> [Directions]:
Identify and copy all lines of the material where the string "name" is found.

> [Dataset entries]:
· · · · ·

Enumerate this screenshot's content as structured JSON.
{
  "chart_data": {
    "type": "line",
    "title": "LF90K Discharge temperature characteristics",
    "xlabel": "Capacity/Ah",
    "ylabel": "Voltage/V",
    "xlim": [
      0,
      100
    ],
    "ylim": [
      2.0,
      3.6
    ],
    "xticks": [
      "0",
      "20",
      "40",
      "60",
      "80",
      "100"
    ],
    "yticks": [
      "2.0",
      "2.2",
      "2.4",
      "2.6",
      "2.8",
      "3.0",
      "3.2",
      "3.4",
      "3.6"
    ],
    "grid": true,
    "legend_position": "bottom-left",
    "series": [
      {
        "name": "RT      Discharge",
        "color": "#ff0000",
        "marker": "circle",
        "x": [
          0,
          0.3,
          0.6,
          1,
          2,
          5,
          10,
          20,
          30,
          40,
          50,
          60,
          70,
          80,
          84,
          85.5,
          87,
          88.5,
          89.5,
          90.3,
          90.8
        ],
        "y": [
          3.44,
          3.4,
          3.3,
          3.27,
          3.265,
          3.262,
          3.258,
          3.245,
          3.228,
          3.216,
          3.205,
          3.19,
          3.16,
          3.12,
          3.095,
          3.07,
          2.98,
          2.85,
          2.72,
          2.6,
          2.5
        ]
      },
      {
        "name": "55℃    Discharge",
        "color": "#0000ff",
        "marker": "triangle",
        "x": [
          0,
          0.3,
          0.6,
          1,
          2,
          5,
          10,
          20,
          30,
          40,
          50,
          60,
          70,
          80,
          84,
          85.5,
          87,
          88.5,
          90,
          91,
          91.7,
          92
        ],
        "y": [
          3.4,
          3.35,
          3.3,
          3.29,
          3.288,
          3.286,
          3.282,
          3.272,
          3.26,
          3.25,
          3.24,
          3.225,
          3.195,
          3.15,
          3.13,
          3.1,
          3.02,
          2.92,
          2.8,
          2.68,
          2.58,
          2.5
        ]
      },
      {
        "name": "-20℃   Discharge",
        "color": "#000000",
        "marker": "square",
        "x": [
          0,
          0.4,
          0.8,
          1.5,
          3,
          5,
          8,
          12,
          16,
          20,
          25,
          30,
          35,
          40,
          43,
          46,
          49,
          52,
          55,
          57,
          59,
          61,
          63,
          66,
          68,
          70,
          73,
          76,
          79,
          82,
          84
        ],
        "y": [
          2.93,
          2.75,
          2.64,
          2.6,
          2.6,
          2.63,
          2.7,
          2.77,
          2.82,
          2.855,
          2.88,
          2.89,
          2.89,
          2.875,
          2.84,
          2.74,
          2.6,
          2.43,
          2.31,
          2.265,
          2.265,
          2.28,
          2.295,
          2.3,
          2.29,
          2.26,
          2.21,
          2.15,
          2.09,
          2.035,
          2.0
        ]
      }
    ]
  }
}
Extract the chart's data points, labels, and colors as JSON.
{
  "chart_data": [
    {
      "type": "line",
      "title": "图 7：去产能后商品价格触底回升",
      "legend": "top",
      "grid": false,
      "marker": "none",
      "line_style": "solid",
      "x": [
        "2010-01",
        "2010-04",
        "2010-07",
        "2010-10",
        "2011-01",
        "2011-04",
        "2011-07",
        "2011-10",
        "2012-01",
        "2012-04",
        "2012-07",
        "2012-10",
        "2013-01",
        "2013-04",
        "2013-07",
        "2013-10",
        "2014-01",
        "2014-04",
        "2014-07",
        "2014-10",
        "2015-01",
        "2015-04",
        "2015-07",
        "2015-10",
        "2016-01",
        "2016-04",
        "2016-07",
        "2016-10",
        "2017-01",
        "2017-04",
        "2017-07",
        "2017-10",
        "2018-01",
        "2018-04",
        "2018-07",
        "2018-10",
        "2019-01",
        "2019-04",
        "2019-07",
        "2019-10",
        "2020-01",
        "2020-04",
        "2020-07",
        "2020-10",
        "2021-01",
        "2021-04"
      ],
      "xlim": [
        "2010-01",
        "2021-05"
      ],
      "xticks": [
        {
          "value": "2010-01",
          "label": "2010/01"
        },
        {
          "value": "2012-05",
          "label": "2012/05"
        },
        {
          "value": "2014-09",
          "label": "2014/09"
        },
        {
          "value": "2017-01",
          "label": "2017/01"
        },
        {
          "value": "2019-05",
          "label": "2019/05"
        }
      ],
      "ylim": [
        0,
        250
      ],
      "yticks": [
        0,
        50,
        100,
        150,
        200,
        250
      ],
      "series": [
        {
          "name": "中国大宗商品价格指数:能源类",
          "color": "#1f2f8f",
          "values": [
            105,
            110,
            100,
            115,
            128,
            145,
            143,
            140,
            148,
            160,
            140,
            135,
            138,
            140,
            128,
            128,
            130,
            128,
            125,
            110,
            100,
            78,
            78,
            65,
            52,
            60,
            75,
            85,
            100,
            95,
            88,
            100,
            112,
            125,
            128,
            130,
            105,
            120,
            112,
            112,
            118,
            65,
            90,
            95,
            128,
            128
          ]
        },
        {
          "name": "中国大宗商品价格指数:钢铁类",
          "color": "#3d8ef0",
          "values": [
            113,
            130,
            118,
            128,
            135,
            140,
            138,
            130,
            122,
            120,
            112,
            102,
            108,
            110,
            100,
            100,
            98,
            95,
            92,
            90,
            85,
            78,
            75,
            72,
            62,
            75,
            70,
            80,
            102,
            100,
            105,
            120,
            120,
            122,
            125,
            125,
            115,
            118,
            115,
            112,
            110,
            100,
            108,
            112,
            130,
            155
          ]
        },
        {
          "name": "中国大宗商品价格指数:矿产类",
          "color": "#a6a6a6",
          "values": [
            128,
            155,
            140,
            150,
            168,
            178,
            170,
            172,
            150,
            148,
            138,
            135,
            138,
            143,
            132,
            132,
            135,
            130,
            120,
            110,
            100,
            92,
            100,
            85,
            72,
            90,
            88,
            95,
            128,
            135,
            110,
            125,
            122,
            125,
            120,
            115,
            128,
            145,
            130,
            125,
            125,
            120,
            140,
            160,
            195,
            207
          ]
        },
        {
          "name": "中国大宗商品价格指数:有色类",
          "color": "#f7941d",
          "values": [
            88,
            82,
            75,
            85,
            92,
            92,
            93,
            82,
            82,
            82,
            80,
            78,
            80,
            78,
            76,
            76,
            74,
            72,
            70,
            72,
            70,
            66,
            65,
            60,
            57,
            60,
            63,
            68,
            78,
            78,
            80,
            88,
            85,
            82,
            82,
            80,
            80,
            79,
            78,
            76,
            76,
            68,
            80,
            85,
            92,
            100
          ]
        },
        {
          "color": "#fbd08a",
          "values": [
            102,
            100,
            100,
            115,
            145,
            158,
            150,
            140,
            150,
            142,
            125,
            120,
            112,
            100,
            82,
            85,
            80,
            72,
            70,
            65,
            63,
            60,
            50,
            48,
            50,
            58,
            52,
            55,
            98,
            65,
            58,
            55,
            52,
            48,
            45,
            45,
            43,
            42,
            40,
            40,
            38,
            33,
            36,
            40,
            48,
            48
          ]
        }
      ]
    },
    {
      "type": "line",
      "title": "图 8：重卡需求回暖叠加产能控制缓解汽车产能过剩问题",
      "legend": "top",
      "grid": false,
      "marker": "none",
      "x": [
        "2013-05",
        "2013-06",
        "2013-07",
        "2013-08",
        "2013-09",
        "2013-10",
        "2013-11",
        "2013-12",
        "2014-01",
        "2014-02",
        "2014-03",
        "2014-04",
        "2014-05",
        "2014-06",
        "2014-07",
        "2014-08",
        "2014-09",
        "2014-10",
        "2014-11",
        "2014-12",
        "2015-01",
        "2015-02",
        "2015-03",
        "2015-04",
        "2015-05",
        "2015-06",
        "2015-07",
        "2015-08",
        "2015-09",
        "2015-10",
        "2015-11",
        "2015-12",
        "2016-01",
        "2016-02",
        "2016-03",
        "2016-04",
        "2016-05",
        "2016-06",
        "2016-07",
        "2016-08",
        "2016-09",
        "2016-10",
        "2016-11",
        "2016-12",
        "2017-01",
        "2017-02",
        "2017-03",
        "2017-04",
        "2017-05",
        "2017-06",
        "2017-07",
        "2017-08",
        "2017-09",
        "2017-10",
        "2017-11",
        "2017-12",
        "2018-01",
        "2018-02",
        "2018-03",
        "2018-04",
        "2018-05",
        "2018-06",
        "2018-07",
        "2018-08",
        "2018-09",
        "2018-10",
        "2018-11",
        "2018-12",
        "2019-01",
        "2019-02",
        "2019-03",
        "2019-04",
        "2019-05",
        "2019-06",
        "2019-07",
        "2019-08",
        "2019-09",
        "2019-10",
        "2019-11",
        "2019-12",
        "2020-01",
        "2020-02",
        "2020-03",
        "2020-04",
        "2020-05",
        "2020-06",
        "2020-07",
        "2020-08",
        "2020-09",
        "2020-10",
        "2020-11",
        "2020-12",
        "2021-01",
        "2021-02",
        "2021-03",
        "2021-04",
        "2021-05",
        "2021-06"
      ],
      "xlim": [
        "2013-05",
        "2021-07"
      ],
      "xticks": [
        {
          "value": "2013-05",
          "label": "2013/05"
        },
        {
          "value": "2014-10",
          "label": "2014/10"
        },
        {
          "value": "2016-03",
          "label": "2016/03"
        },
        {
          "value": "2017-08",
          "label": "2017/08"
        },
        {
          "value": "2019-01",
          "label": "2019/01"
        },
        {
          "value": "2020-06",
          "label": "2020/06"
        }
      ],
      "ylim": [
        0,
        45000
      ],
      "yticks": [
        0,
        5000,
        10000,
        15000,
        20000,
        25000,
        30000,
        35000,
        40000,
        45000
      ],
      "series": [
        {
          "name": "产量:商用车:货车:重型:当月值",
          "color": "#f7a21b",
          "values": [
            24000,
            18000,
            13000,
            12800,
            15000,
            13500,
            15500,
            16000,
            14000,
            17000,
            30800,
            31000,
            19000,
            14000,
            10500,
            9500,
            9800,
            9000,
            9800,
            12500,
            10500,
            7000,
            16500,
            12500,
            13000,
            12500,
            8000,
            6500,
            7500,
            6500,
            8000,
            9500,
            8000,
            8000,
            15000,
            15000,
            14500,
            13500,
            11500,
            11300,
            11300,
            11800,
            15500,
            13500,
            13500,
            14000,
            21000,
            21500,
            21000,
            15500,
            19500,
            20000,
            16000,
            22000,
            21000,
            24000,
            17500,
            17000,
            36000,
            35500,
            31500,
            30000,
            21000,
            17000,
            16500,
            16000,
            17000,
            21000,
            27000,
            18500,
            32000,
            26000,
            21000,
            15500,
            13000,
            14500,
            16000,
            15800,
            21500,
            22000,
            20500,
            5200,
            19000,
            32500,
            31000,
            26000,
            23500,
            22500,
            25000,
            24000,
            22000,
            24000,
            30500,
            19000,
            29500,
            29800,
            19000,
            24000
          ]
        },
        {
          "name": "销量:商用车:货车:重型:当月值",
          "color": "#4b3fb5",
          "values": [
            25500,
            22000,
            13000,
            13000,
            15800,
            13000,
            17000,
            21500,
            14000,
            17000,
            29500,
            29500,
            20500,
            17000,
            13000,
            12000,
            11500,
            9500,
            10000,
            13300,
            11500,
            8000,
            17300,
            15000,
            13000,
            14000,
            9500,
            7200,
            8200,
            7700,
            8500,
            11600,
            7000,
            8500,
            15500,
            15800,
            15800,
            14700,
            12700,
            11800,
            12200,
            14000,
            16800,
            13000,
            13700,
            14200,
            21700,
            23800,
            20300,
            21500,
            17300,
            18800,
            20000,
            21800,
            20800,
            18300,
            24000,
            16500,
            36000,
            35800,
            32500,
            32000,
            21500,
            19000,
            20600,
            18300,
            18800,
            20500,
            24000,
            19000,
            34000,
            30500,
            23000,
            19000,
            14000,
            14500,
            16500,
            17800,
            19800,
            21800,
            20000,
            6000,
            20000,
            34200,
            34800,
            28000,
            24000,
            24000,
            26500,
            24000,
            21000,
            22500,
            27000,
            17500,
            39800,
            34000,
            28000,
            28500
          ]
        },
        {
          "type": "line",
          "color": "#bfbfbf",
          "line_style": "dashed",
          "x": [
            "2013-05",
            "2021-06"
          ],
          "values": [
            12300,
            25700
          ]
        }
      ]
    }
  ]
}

· · · · ·

> [Response below]:
        "name": "RT      Discharge",
        "name": "55℃    Discharge",
        "name": "-20℃   Discharge",
          "name": "中国大宗商品价格指数:能源类",
          "name": "中国大宗商品价格指数:钢铁类",
          "name": "中国大宗商品价格指数:矿产类",
          "name": "中国大宗商品价格指数:有色类",
          "name": "产量:商用车:货车:重型:当月值",
          "name": "销量:商用车:货车:重型:当月值",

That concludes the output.